● **提示された文章**
····················
説明

押出成形装置の引取機

【課題】押出成形装置により製造される成形品の形状の変更に際して無端ベルトの交換作業を容易とし、作業効率の向上を図るとともに、無端ベルトの劣化を低減できる押出成形装置の引取機を提供する。
【解決手段】本発明は、一対の無端ベルト26A,26Bを、その直線走行面を合成樹脂成形品の搬送通路24を挟むように対向配置し、これら無端ベルト26A,26Bを駆動して前記各走行面に形成された保持面により前記成形品の一方の面とその反対側の面とを挟持して該成形品を一方向に引き取る押出成形装置の引取機1において、一対の無端ベルト26A,26Bをこれら無端ベルト26A,26Bの幅方向Wに位置をずらして複数組設置し、これら一対の無端ベルト26A,26B、27A,27Bの各組を選択的に合成樹脂成形品P1の挟持位置へ平行移動させる移動機構11を設けてなることを特徴とする。

【発明の詳細な説明】
【技術分野】
【0001】
本発明は、軒樋又は竪樋等の長尺の合成樹脂成形品を製造する際に用いられる押出成形装置の引取機に関する。
【背景技術】
【0002】
一般に、軒樋や竪樋等の長尺の合成樹脂製品を製造する場合には押出成形装置を用いる。この押出成形装置は、押出機により樹脂を溶融して押出し、押し出された樹脂を成形金型に通して所定の断面形状に成形し、成形されたものを冷却機により冷却し、引取機により引き取った後、切断して成形品を得る。
このような押出成形装置において、上記の引取機としては、例えば下記特許文献1に記載されているように、成形品の搬送通路に沿う略平坦な保持面を有する上下一対の無端ベルトを上下方向に対向するように配置し、これら無端ベルトを回転駆動することによりその走行面で成形品を引き取るものが知られている。この引取機は、上下非対称な成形品を保持、搬送し得るように上方の無端ベルトと下方の無端ベルトの高さ位置をそれぞれ調整して芯高及び加圧を調整できるようになっている。
【先行技術文献】
【特許文献】
【0003】
【特許文献1】特開平5−301268号公報
【発明の概要】
【発明が解決しようとする課題】
【0004】
ところで、近年においては、合成樹脂製品の用途の多様化に伴って押出成形装置で製造される成形品の外形が多様化しており、従来のように平坦な保持面を互いに対向させる無端ベルトでは引き取りできない成形品が多数開発されている。
····················
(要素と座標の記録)

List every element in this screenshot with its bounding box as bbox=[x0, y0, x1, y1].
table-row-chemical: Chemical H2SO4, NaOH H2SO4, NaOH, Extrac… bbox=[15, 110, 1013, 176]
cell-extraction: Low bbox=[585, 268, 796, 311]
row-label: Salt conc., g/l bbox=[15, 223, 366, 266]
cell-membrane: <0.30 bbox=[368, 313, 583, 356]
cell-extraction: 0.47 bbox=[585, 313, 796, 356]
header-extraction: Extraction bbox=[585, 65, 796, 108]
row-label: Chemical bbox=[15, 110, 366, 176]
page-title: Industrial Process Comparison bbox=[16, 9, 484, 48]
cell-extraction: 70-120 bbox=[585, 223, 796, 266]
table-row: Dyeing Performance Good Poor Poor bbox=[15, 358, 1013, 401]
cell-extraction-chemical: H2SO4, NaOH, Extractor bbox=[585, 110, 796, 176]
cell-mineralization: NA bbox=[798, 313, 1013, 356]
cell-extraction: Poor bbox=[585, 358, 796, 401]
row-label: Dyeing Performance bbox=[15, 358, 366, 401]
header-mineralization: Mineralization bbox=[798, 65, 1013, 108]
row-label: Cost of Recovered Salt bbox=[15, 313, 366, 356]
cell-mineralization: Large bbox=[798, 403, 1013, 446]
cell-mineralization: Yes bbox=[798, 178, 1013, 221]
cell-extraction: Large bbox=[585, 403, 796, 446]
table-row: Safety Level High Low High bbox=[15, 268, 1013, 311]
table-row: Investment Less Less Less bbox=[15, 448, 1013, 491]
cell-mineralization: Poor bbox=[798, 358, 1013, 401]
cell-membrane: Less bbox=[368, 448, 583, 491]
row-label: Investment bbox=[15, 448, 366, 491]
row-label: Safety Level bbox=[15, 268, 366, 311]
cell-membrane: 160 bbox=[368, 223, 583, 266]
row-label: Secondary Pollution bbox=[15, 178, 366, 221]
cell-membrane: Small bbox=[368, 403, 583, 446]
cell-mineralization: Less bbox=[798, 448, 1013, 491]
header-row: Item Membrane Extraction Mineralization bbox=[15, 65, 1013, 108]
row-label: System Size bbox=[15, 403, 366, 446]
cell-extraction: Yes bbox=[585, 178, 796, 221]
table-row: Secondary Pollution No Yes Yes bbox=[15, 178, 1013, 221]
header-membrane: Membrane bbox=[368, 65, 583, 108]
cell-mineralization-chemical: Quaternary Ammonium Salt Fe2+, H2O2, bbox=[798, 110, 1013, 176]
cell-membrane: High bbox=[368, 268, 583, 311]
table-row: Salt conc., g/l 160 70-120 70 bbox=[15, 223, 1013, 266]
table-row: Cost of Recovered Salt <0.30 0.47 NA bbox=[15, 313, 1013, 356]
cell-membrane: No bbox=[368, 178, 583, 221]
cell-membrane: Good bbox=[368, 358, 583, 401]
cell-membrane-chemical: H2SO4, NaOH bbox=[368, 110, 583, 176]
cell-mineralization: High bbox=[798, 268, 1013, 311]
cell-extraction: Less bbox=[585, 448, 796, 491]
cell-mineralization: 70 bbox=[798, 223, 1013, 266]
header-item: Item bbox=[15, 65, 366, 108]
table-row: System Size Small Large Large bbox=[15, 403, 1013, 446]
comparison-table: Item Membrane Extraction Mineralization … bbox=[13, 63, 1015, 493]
····················
● **解く問題**
1: 引取機の説明文で、特許文献1として挙げられている公報の番号は何ですか。
2: 引取機の説明文から、「このような押出成形装置におい」という言葉のところから書き始めて、「成形品が多数開発されている。」という言葉まで書いたら止めて、そのまま書き出してください。

● **問題の答え**
1: 特開平5−301268号公報

2:
このような押出成形装置において、上記の引取機としては、例えば下記特許文献1に記載されているように、成形品の搬送通路に沿う略平坦な保持面を有する上下一対の無端ベルトを上下方向に対向するように配置し、これら無端ベルトを回転駆動することによりその走行面で成形品を引き取るものが知られている。この引取機は、上下非対称な成形品を保持、搬送し得るように上方の無端ベルトと下方の無端ベルトの高さ位置をそれぞれ調整して芯高及び加圧を調整できるようになっている。
【先行技術文献】
【特許文献】
【0003】
【特許文献1】特開平5−301268号公報
【発明の概要】
【発明が解決しようとする課題】
【0004】
ところで、近年においては、合成樹脂製品の用途の多様化に伴って押出成形装置で製造される成形品の外形が多様化しており、従来のように平坦な保持面を互いに対向させる無端ベルトでは引き取りできない成形品が多数開発されている。